** What to produce **
Copy out every line of the entries below word for word, with no changes.
═══ Excerpted records ═══
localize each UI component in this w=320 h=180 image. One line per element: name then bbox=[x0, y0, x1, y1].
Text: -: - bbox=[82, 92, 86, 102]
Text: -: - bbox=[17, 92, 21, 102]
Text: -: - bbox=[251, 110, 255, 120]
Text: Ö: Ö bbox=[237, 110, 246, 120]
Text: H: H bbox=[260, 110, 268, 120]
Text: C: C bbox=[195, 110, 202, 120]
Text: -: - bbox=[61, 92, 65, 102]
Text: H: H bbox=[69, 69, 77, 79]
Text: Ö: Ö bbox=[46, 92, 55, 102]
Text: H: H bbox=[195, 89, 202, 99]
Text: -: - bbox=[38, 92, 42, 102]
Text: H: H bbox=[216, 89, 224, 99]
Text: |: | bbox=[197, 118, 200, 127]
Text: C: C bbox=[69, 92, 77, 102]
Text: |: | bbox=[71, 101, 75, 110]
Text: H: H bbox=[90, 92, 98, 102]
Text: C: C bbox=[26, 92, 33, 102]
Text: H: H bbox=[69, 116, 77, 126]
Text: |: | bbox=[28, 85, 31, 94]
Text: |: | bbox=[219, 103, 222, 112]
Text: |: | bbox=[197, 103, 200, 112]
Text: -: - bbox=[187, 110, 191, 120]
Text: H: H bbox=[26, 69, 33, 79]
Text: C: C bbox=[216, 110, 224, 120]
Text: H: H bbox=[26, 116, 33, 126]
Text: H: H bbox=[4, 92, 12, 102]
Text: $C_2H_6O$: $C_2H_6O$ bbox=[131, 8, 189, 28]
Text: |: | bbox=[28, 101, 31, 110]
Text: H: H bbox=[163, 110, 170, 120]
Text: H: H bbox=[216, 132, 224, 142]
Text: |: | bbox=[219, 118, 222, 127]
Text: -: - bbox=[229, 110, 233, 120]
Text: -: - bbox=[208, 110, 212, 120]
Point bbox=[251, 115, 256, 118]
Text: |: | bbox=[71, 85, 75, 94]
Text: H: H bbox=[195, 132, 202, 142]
═══
** Answer to this task **
localize each UI component in this w=320 h=180 image. One line per element: name then bbox=[x0, y0, x1, y1].
Text: -: - bbox=[82, 92, 86, 102]
Text: -: - bbox=[17, 92, 21, 102]
Text: -: - bbox=[251, 110, 255, 120]
Text: Ö: Ö bbox=[237, 110, 246, 120]
Text: H: H bbox=[260, 110, 268, 120]
Text: C: C bbox=[195, 110, 202, 120]
Text: -: - bbox=[61, 92, 65, 102]
Text: H: H bbox=[69, 69, 77, 79]
Text: Ö: Ö bbox=[46, 92, 55, 102]
Text: H: H bbox=[195, 89, 202, 99]
Text: -: - bbox=[38, 92, 42, 102]
Text: H: H bbox=[216, 89, 224, 99]
Text: |: | bbox=[197, 118, 200, 127]
Text: C: C bbox=[69, 92, 77, 102]
Text: |: | bbox=[71, 101, 75, 110]
Text: H: H bbox=[90, 92, 98, 102]
Text: C: C bbox=[26, 92, 33, 102]
Text: H: H bbox=[69, 116, 77, 126]
Text: |: | bbox=[28, 85, 31, 94]
Text: |: | bbox=[219, 103, 222, 112]
Text: |: | bbox=[197, 103, 200, 112]
Text: -: - bbox=[187, 110, 191, 120]
Text: H: H bbox=[26, 69, 33, 79]
Text: C: C bbox=[216, 110, 224, 120]
Text: H: H bbox=[26, 116, 33, 126]
Text: H: H bbox=[4, 92, 12, 102]
Text: $C_2H_6O$: $C_2H_6O$ bbox=[131, 8, 189, 28]
Text: |: | bbox=[28, 101, 31, 110]
Text: H: H bbox=[163, 110, 170, 120]
Text: H: H bbox=[216, 132, 224, 142]
Text: |: | bbox=[219, 118, 222, 127]
Text: -: - bbox=[229, 110, 233, 120]
Text: -: - bbox=[208, 110, 212, 120]
Point bbox=[251, 115, 256, 118]
Text: |: | bbox=[71, 85, 75, 94]
Text: H: H bbox=[195, 132, 202, 142]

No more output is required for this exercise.